→ **Direction**
Go over the entries below line by line, copying each one that contains the word "title".

→ **Saved entries**
━━━━━━━━━━━━━━━━
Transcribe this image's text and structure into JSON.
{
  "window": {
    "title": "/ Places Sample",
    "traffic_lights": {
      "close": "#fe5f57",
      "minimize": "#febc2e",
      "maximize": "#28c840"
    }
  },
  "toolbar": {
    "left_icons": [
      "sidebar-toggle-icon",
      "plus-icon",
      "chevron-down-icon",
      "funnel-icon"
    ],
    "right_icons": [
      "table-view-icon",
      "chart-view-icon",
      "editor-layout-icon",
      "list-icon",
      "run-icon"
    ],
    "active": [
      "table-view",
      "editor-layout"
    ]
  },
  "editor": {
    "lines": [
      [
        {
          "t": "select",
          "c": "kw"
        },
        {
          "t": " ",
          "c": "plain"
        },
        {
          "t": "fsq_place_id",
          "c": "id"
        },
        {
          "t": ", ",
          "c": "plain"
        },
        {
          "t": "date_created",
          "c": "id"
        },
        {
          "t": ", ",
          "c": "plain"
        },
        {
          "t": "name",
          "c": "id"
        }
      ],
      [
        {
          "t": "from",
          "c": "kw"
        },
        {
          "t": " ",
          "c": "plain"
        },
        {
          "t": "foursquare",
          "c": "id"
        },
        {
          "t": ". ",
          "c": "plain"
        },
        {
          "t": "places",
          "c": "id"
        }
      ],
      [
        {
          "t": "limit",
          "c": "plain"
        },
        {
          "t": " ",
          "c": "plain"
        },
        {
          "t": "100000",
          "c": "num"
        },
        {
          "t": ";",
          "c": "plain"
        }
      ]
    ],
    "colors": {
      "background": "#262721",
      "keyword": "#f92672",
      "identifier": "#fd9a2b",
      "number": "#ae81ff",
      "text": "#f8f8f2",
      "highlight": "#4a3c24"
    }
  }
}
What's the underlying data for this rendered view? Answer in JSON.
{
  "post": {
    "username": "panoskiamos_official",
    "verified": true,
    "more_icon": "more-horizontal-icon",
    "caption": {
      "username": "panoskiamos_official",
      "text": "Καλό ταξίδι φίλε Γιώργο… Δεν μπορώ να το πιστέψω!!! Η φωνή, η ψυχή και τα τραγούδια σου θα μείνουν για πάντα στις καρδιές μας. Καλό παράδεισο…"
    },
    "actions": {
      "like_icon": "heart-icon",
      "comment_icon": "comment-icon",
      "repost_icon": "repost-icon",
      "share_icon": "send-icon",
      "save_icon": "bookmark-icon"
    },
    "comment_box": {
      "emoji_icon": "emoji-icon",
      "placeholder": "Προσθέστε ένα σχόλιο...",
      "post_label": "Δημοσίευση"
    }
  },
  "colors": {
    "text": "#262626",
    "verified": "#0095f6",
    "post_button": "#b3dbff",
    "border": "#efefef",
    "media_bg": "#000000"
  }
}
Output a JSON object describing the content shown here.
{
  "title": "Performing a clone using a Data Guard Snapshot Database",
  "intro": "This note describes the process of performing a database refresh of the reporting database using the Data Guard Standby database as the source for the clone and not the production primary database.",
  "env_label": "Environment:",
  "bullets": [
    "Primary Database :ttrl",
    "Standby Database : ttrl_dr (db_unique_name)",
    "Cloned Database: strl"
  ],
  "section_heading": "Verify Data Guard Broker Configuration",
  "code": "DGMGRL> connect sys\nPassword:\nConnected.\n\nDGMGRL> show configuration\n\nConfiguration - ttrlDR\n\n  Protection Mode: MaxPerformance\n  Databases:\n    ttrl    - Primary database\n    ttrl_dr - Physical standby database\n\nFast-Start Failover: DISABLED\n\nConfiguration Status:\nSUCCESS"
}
━━━━━━━━━━━━━━━━
→ **Result of this task**
    "title": "/ Places Sample",
  "title": "Performing a clone using a Data Guard Snapshot Database",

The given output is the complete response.